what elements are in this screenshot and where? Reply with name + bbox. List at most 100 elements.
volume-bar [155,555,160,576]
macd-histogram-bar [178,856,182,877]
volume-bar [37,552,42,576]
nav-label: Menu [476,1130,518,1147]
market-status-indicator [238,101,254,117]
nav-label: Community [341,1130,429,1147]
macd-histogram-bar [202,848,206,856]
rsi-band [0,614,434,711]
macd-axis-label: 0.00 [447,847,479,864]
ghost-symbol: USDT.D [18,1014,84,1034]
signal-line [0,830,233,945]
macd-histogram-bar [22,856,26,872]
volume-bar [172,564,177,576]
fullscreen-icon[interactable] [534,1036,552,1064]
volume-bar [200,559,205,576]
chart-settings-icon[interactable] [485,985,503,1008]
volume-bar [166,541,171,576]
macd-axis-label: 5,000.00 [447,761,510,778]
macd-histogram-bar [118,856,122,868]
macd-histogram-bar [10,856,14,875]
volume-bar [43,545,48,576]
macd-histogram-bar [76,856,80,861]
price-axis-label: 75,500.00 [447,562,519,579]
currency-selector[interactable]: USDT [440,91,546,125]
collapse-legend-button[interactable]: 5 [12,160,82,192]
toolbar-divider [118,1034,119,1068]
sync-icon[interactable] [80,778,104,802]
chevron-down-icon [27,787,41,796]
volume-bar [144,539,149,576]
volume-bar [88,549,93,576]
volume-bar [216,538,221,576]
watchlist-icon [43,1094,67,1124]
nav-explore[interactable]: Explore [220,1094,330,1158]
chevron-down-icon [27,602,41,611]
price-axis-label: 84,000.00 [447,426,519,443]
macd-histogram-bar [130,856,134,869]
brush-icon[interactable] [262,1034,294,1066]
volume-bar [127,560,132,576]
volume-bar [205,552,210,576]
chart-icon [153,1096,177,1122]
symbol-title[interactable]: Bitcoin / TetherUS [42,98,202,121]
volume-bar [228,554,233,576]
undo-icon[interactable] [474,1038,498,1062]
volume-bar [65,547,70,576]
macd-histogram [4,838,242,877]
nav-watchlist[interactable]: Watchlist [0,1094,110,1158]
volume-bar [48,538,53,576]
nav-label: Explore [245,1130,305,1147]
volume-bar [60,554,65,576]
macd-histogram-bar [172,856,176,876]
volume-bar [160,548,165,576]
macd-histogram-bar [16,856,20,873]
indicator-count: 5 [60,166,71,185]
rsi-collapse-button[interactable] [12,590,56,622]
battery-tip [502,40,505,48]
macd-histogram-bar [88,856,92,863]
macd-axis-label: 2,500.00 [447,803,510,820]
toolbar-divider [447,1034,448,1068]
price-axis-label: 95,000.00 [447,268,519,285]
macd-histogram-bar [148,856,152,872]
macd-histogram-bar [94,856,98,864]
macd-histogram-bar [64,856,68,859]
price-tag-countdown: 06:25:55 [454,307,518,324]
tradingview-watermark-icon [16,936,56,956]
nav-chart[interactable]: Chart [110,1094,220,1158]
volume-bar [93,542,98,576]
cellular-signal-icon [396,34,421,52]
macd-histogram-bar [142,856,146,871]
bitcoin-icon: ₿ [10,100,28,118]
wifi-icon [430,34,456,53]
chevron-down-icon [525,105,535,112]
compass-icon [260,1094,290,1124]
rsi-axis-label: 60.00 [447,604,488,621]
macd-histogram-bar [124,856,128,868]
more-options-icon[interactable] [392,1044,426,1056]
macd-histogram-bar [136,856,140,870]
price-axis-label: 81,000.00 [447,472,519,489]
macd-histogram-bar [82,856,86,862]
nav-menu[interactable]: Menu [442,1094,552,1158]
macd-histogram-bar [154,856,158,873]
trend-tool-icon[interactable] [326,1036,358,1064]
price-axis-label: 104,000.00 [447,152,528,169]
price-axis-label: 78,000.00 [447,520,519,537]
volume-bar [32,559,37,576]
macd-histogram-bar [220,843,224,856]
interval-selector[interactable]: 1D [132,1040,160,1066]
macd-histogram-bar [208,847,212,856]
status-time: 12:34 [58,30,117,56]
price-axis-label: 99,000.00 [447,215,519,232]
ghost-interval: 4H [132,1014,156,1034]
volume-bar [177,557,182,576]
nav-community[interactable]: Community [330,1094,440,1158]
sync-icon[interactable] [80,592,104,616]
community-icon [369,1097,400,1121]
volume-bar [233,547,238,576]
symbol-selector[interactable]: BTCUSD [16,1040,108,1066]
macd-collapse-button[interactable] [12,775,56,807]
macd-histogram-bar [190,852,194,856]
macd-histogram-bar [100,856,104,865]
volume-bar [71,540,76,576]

#### Problem to solve:
Reproduce every line of the listing above without any changes.

#### Completed task:
what elements are in this screenshot and where? Reply with name + bbox. List at most 100 elements.
volume-bar [155,555,160,576]
macd-histogram-bar [178,856,182,877]
volume-bar [37,552,42,576]
nav-label: Menu [476,1130,518,1147]
market-status-indicator [238,101,254,117]
nav-label: Community [341,1130,429,1147]
macd-histogram-bar [202,848,206,856]
rsi-band [0,614,434,711]
macd-axis-label: 0.00 [447,847,479,864]
ghost-symbol: USDT.D [18,1014,84,1034]
signal-line [0,830,233,945]
macd-histogram-bar [22,856,26,872]
volume-bar [172,564,177,576]
fullscreen-icon[interactable] [534,1036,552,1064]
volume-bar [200,559,205,576]
chart-settings-icon[interactable] [485,985,503,1008]
volume-bar [166,541,171,576]
macd-axis-label: 5,000.00 [447,761,510,778]
macd-histogram-bar [118,856,122,868]
macd-histogram-bar [10,856,14,875]
volume-bar [43,545,48,576]
macd-histogram-bar [76,856,80,861]
price-axis-label: 75,500.00 [447,562,519,579]
currency-selector[interactable]: USDT [440,91,546,125]
collapse-legend-button[interactable]: 5 [12,160,82,192]
toolbar-divider [118,1034,119,1068]
sync-icon[interactable] [80,778,104,802]
chevron-down-icon [27,787,41,796]
volume-bar [144,539,149,576]
volume-bar [88,549,93,576]
volume-bar [216,538,221,576]
watchlist-icon [43,1094,67,1124]
nav-explore[interactable]: Explore [220,1094,330,1158]
chevron-down-icon [27,602,41,611]
price-axis-label: 84,000.00 [447,426,519,443]
macd-histogram-bar [130,856,134,869]
brush-icon[interactable] [262,1034,294,1066]
volume-bar [127,560,132,576]
volume-bar [205,552,210,576]
chart-icon [153,1096,177,1122]
symbol-title[interactable]: Bitcoin / TetherUS [42,98,202,121]
volume-bar [228,554,233,576]
undo-icon[interactable] [474,1038,498,1062]
volume-bar [65,547,70,576]
macd-histogram [4,838,242,877]
nav-watchlist[interactable]: Watchlist [0,1094,110,1158]
volume-bar [48,538,53,576]
nav-label: Explore [245,1130,305,1147]
volume-bar [60,554,65,576]
macd-histogram-bar [172,856,176,876]
volume-bar [160,548,165,576]
macd-histogram-bar [16,856,20,873]
indicator-count: 5 [60,166,71,185]
rsi-collapse-button[interactable] [12,590,56,622]
battery-tip [502,40,505,48]
macd-histogram-bar [88,856,92,863]
macd-axis-label: 2,500.00 [447,803,510,820]
toolbar-divider [447,1034,448,1068]
price-axis-label: 95,000.00 [447,268,519,285]
macd-histogram-bar [148,856,152,872]
macd-histogram-bar [94,856,98,864]
macd-histogram-bar [64,856,68,859]
price-tag-countdown: 06:25:55 [454,307,518,324]
tradingview-watermark-icon [16,936,56,956]
nav-chart[interactable]: Chart [110,1094,220,1158]
volume-bar [93,542,98,576]
cellular-signal-icon [396,34,421,52]
macd-histogram-bar [142,856,146,871]
bitcoin-icon: ₿ [10,100,28,118]
wifi-icon [430,34,456,53]
chevron-down-icon [525,105,535,112]
compass-icon [260,1094,290,1124]
rsi-axis-label: 60.00 [447,604,488,621]
macd-histogram-bar [124,856,128,868]
more-options-icon[interactable] [392,1044,426,1056]
macd-histogram-bar [136,856,140,870]
price-axis-label: 81,000.00 [447,472,519,489]
macd-histogram-bar [82,856,86,862]
nav-menu[interactable]: Menu [442,1094,552,1158]
macd-histogram-bar [154,856,158,873]
trend-tool-icon[interactable] [326,1036,358,1064]
price-axis-label: 104,000.00 [447,152,528,169]
price-axis-label: 78,000.00 [447,520,519,537]
volume-bar [32,559,37,576]
macd-histogram-bar [220,843,224,856]
interval-selector[interactable]: 1D [132,1040,160,1066]
macd-histogram-bar [208,847,212,856]
status-time: 12:34 [58,30,117,56]
price-axis-label: 99,000.00 [447,215,519,232]
ghost-interval: 4H [132,1014,156,1034]
volume-bar [177,557,182,576]
nav-community[interactable]: Community [330,1094,440,1158]
sync-icon[interactable] [80,592,104,616]
community-icon [369,1097,400,1121]
volume-bar [233,547,238,576]
symbol-selector[interactable]: BTCUSD [16,1040,108,1066]
macd-collapse-button[interactable] [12,775,56,807]
macd-histogram-bar [190,852,194,856]
macd-histogram-bar [100,856,104,865]
volume-bar [71,540,76,576]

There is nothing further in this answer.